## [Problem statement]
Using the listing below, copy every line that mentions "canned".

[Rows from a figure dataset]
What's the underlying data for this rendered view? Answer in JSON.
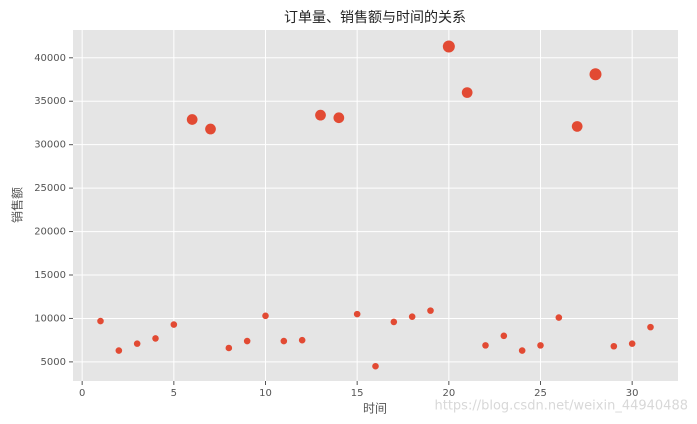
{
  "chart_data": {
    "type": "scatter",
    "title": "订单量、销售额与时间的关系",
    "xlabel": "时间",
    "ylabel": "销售额",
    "x": [
      1,
      2,
      3,
      4,
      5,
      6,
      7,
      8,
      9,
      10,
      11,
      12,
      13,
      14,
      15,
      16,
      17,
      18,
      19,
      20,
      21,
      22,
      23,
      24,
      25,
      26,
      27,
      28,
      29,
      30,
      31
    ],
    "values": [
      9700,
      6300,
      7100,
      7700,
      9300,
      32900,
      31800,
      6600,
      7400,
      10300,
      7400,
      7500,
      33400,
      33100,
      10500,
      4500,
      9600,
      10200,
      10900,
      41300,
      36000,
      6900,
      8000,
      6300,
      6900,
      10100,
      32100,
      38100,
      6800,
      7100,
      9000
    ],
    "sizes": [
      30,
      30,
      30,
      30,
      30,
      80,
      80,
      30,
      30,
      30,
      30,
      30,
      80,
      80,
      30,
      30,
      30,
      30,
      30,
      100,
      80,
      30,
      30,
      30,
      30,
      30,
      80,
      100,
      30,
      30,
      30
    ],
    "color": "#e24a33",
    "xlim": [
      -0.5,
      32.5
    ],
    "ylim": [
      2800,
      43200
    ],
    "xticks": [
      0,
      5,
      10,
      15,
      20,
      25,
      30
    ],
    "yticks": [
      5000,
      10000,
      15000,
      20000,
      25000,
      30000,
      35000,
      40000
    ],
    "grid": true,
    "watermark": "https://blog.csdn.net/weixin_44940488"
  }
}
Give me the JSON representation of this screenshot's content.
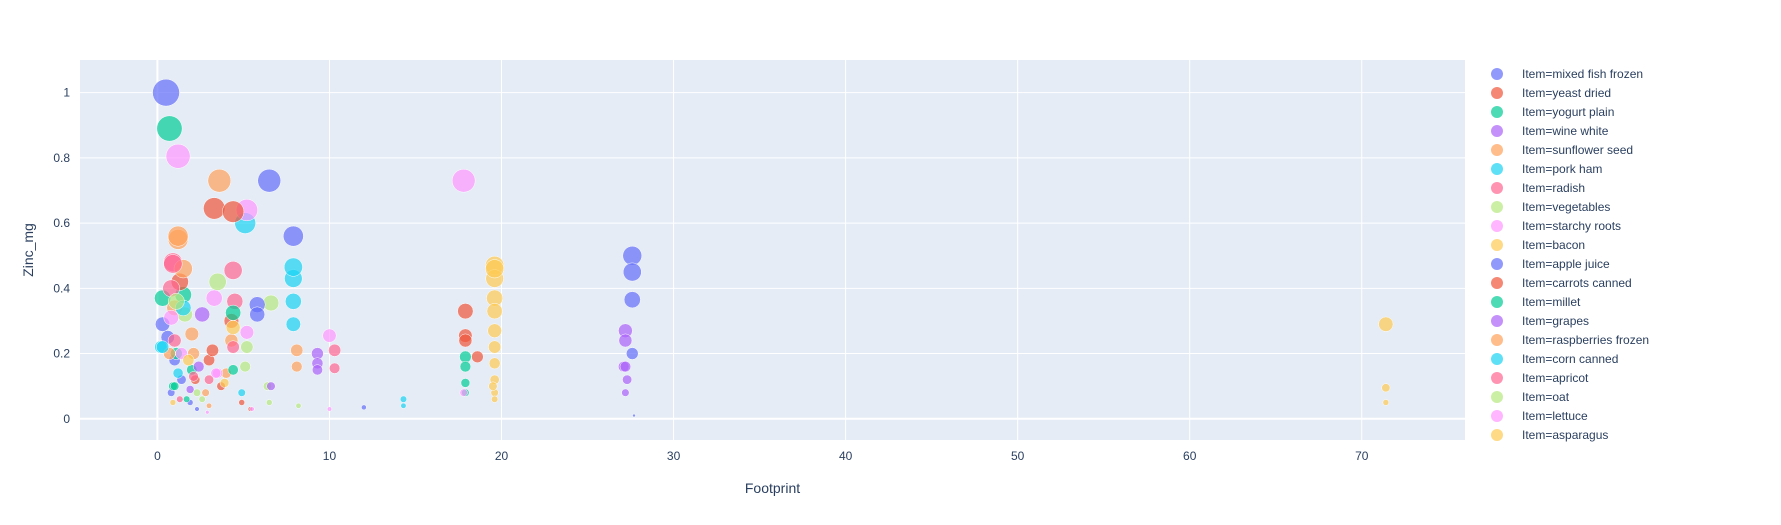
{
  "chart_data": {
    "type": "scatter",
    "subtype": "bubble",
    "xlabel": "Footprint",
    "ylabel": "Zinc_mg",
    "xlim": [
      -4.5,
      76
    ],
    "ylim": [
      -0.065,
      1.1
    ],
    "x_ticks": [
      0,
      10,
      20,
      30,
      40,
      50,
      60,
      70
    ],
    "y_ticks": [
      0,
      0.2,
      0.4,
      0.6,
      0.8,
      1
    ],
    "x_tick_labels": [
      "0",
      "10",
      "20",
      "30",
      "40",
      "50",
      "60",
      "70"
    ],
    "y_tick_labels": [
      "0",
      "0.2",
      "0.4",
      "0.6",
      "0.8",
      "1"
    ],
    "grid": true,
    "background": "#e5ecf6",
    "legend_position": "right",
    "size_encodes": "Zinc_mg",
    "series": [
      {
        "name": "Item=mixed fish frozen",
        "color": "#636efa",
        "points": [
          [
            0.5,
            1.0
          ],
          [
            0.3,
            0.29
          ],
          [
            0.6,
            0.25
          ],
          [
            1.0,
            0.18
          ],
          [
            1.4,
            0.12
          ],
          [
            0.8,
            0.08
          ],
          [
            1.9,
            0.05
          ],
          [
            2.3,
            0.03
          ]
        ]
      },
      {
        "name": "Item=yeast dried",
        "color": "#ef553b",
        "points": [
          [
            3.3,
            0.645
          ],
          [
            4.3,
            0.3
          ],
          [
            3.0,
            0.18
          ],
          [
            2.2,
            0.12
          ],
          [
            3.7,
            0.1
          ],
          [
            4.9,
            0.05
          ],
          [
            5.4,
            0.03
          ]
        ]
      },
      {
        "name": "Item=yogurt plain",
        "color": "#00cc96",
        "points": [
          [
            0.7,
            0.89
          ],
          [
            1.5,
            0.38
          ],
          [
            0.3,
            0.37
          ],
          [
            1.1,
            0.2
          ],
          [
            2.0,
            0.15
          ],
          [
            0.9,
            0.1
          ],
          [
            1.7,
            0.06
          ]
        ]
      },
      {
        "name": "Item=wine white",
        "color": "#ab63fa",
        "points": [
          [
            2.6,
            0.32
          ],
          [
            27.2,
            0.27
          ],
          [
            27.2,
            0.24
          ],
          [
            27.1,
            0.16
          ],
          [
            27.3,
            0.12
          ],
          [
            27.2,
            0.08
          ],
          [
            9.3,
            0.2
          ]
        ]
      },
      {
        "name": "Item=sunflower seed",
        "color": "#ffa15a",
        "points": [
          [
            3.6,
            0.73
          ],
          [
            1.2,
            0.55
          ],
          [
            1.0,
            0.34
          ],
          [
            2.1,
            0.2
          ],
          [
            4.0,
            0.14
          ],
          [
            2.8,
            0.08
          ],
          [
            8.1,
            0.21
          ]
        ]
      },
      {
        "name": "Item=pork ham",
        "color": "#19d3f3",
        "points": [
          [
            5.1,
            0.6
          ],
          [
            7.9,
            0.43
          ],
          [
            7.9,
            0.36
          ],
          [
            7.9,
            0.29
          ],
          [
            1.2,
            0.14
          ],
          [
            0.2,
            0.22
          ],
          [
            14.3,
            0.06
          ]
        ]
      },
      {
        "name": "Item=radish",
        "color": "#ff6692",
        "points": [
          [
            0.9,
            0.48
          ],
          [
            4.4,
            0.455
          ],
          [
            4.5,
            0.36
          ],
          [
            1.0,
            0.24
          ],
          [
            3.0,
            0.12
          ],
          [
            10.3,
            0.21
          ],
          [
            10.3,
            0.155
          ]
        ]
      },
      {
        "name": "Item=vegetables",
        "color": "#b6e880",
        "points": [
          [
            3.5,
            0.42
          ],
          [
            6.6,
            0.355
          ],
          [
            5.2,
            0.22
          ],
          [
            6.4,
            0.1
          ],
          [
            1.6,
            0.32
          ],
          [
            2.6,
            0.06
          ]
        ]
      },
      {
        "name": "Item=starchy roots",
        "color": "#ff97ff",
        "points": [
          [
            1.2,
            0.805
          ],
          [
            17.8,
            0.73
          ],
          [
            5.2,
            0.64
          ],
          [
            3.3,
            0.37
          ],
          [
            5.2,
            0.265
          ],
          [
            10.0,
            0.255
          ],
          [
            1.4,
            0.2
          ],
          [
            3.5,
            0.14
          ]
        ]
      },
      {
        "name": "Item=bacon",
        "color": "#fecb52",
        "points": [
          [
            19.6,
            0.47
          ],
          [
            19.6,
            0.43
          ],
          [
            19.6,
            0.37
          ],
          [
            19.6,
            0.33
          ],
          [
            19.6,
            0.27
          ],
          [
            19.6,
            0.22
          ],
          [
            19.6,
            0.17
          ],
          [
            19.6,
            0.12
          ],
          [
            19.6,
            0.08
          ],
          [
            71.4,
            0.29
          ],
          [
            71.4,
            0.095
          ],
          [
            71.4,
            0.05
          ]
        ]
      },
      {
        "name": "Item=apple juice",
        "color": "#636efa",
        "points": [
          [
            6.5,
            0.73
          ],
          [
            7.9,
            0.56
          ],
          [
            27.6,
            0.5
          ],
          [
            27.6,
            0.45
          ],
          [
            27.6,
            0.365
          ],
          [
            5.8,
            0.35
          ],
          [
            5.8,
            0.32
          ],
          [
            27.6,
            0.2
          ],
          [
            27.7,
            0.01
          ],
          [
            12.0,
            0.035
          ]
        ]
      },
      {
        "name": "Item=carrots canned",
        "color": "#ef553b",
        "points": [
          [
            4.4,
            0.635
          ],
          [
            17.9,
            0.33
          ],
          [
            17.9,
            0.255
          ],
          [
            17.9,
            0.24
          ],
          [
            18.6,
            0.19
          ],
          [
            1.3,
            0.42
          ],
          [
            3.2,
            0.21
          ]
        ]
      },
      {
        "name": "Item=millet",
        "color": "#00cc96",
        "points": [
          [
            4.4,
            0.325
          ],
          [
            17.9,
            0.19
          ],
          [
            17.9,
            0.16
          ],
          [
            17.9,
            0.11
          ],
          [
            17.9,
            0.08
          ],
          [
            4.4,
            0.15
          ],
          [
            1.0,
            0.1
          ]
        ]
      },
      {
        "name": "Item=grapes",
        "color": "#ab63fa",
        "points": [
          [
            27.2,
            0.16
          ],
          [
            9.3,
            0.17
          ],
          [
            9.3,
            0.15
          ],
          [
            6.6,
            0.1
          ],
          [
            2.4,
            0.16
          ],
          [
            1.9,
            0.09
          ]
        ]
      },
      {
        "name": "Item=raspberries frozen",
        "color": "#ffa15a",
        "points": [
          [
            1.2,
            0.56
          ],
          [
            1.5,
            0.46
          ],
          [
            8.1,
            0.16
          ],
          [
            4.3,
            0.24
          ],
          [
            2.0,
            0.26
          ],
          [
            0.7,
            0.2
          ],
          [
            3.0,
            0.04
          ]
        ]
      },
      {
        "name": "Item=corn canned",
        "color": "#19d3f3",
        "points": [
          [
            7.9,
            0.465
          ],
          [
            1.5,
            0.34
          ],
          [
            0.3,
            0.22
          ],
          [
            4.9,
            0.08
          ],
          [
            14.3,
            0.04
          ]
        ]
      },
      {
        "name": "Item=apricot",
        "color": "#ff6692",
        "points": [
          [
            0.9,
            0.475
          ],
          [
            0.8,
            0.4
          ],
          [
            4.4,
            0.22
          ],
          [
            2.1,
            0.13
          ],
          [
            1.3,
            0.06
          ]
        ]
      },
      {
        "name": "Item=oat",
        "color": "#b6e880",
        "points": [
          [
            1.1,
            0.36
          ],
          [
            5.1,
            0.16
          ],
          [
            2.3,
            0.08
          ],
          [
            6.5,
            0.05
          ],
          [
            8.2,
            0.04
          ]
        ]
      },
      {
        "name": "Item=lettuce",
        "color": "#ff97ff",
        "points": [
          [
            0.8,
            0.31
          ],
          [
            3.4,
            0.14
          ],
          [
            17.8,
            0.08
          ],
          [
            10.0,
            0.03
          ],
          [
            2.9,
            0.02
          ],
          [
            5.5,
            0.03
          ]
        ]
      },
      {
        "name": "Item=asparagus",
        "color": "#fecb52",
        "points": [
          [
            19.6,
            0.46
          ],
          [
            4.4,
            0.28
          ],
          [
            1.8,
            0.18
          ],
          [
            3.9,
            0.11
          ],
          [
            0.9,
            0.05
          ],
          [
            19.5,
            0.1
          ],
          [
            19.6,
            0.06
          ]
        ]
      }
    ]
  }
}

## [Task output]
        "name": "Item=carrots canned",
        "name": "Item=corn canned",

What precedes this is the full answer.